§ **Items from a data source**:
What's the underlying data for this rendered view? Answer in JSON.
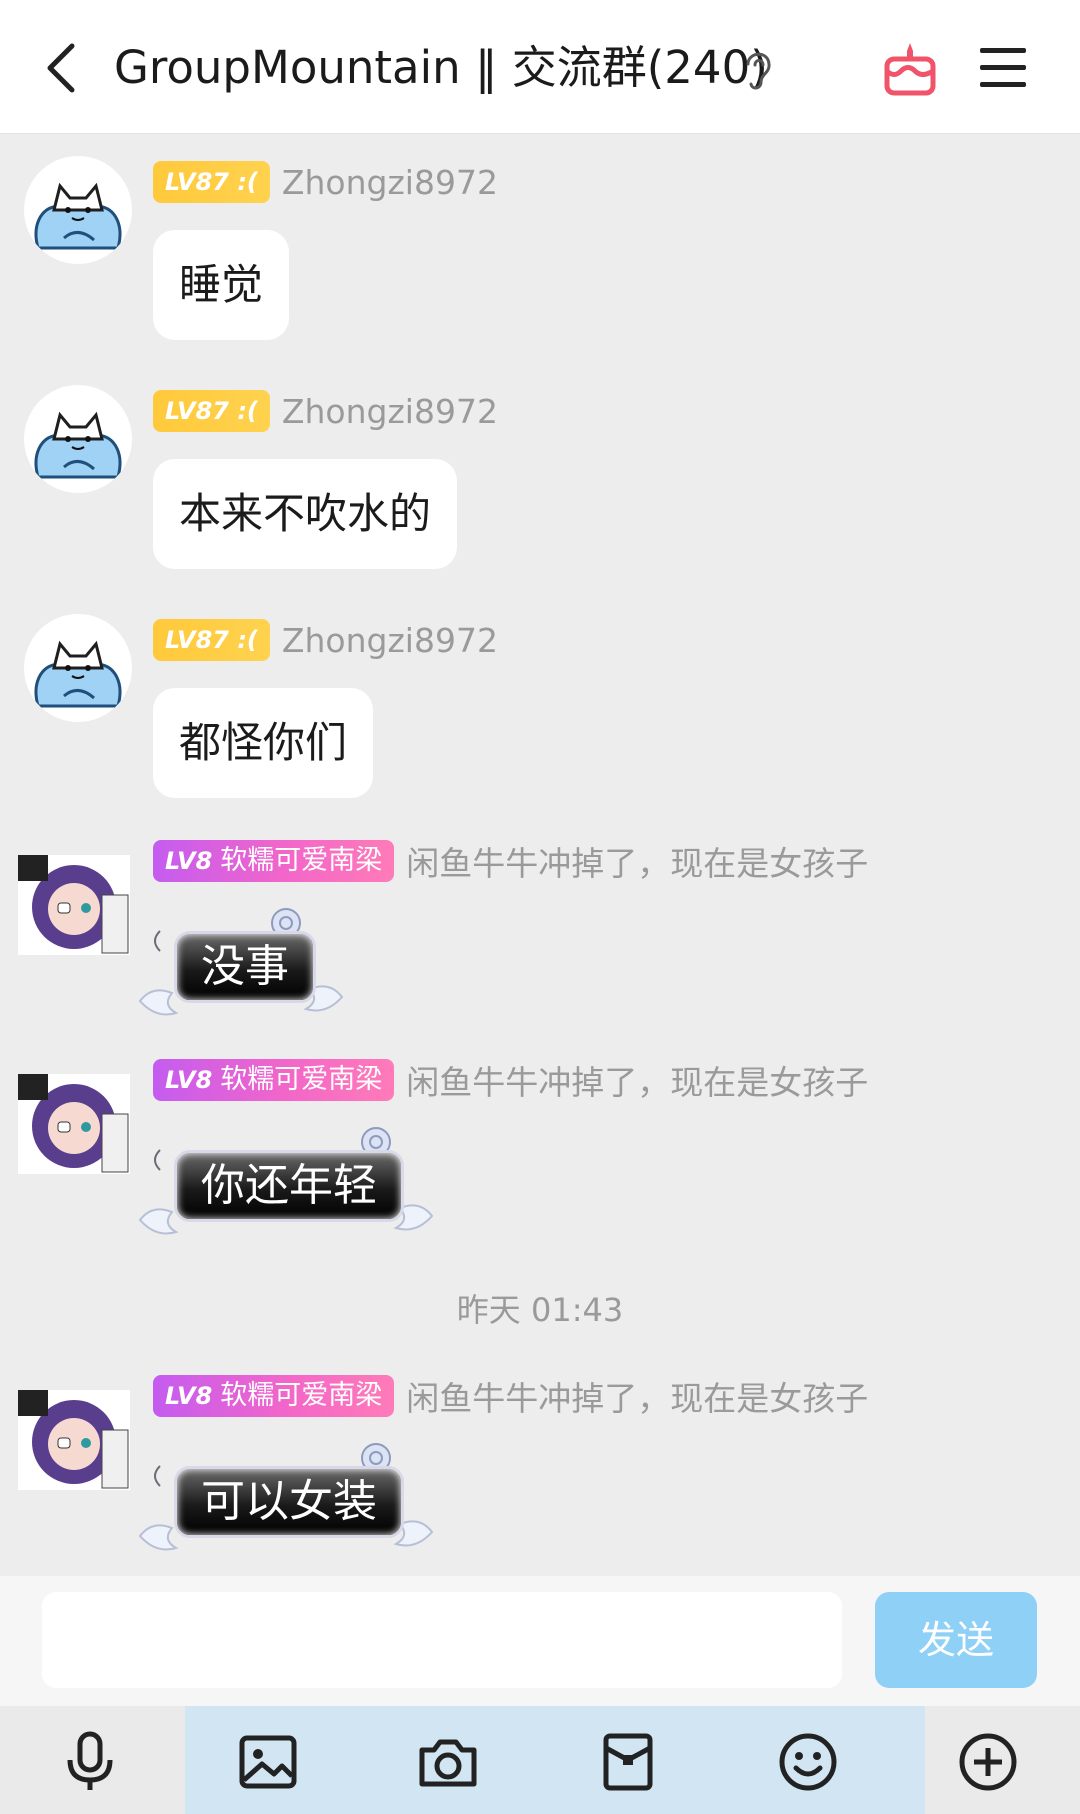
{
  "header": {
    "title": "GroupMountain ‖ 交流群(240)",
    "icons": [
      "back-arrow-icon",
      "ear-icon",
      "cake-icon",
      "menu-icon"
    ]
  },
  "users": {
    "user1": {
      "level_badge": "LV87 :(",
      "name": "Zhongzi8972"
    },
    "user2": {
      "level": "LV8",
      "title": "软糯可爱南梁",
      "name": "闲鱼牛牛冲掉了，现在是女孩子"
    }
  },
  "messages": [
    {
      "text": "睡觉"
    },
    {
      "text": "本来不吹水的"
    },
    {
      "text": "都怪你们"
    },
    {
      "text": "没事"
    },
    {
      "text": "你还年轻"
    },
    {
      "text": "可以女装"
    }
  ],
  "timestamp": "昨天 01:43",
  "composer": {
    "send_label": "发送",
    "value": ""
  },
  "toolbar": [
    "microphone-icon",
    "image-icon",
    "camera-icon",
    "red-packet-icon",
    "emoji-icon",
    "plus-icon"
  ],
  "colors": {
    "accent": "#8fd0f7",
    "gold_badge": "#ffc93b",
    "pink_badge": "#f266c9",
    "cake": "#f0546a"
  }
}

§ **Problem statement**: Select every line in the records above that contains the word "text".

§ **Worked answer**:
      "text": "睡觉"
      "text": "本来不吹水的"
      "text": "都怪你们"
      "text": "没事"
      "text": "你还年轻"
      "text": "可以女装"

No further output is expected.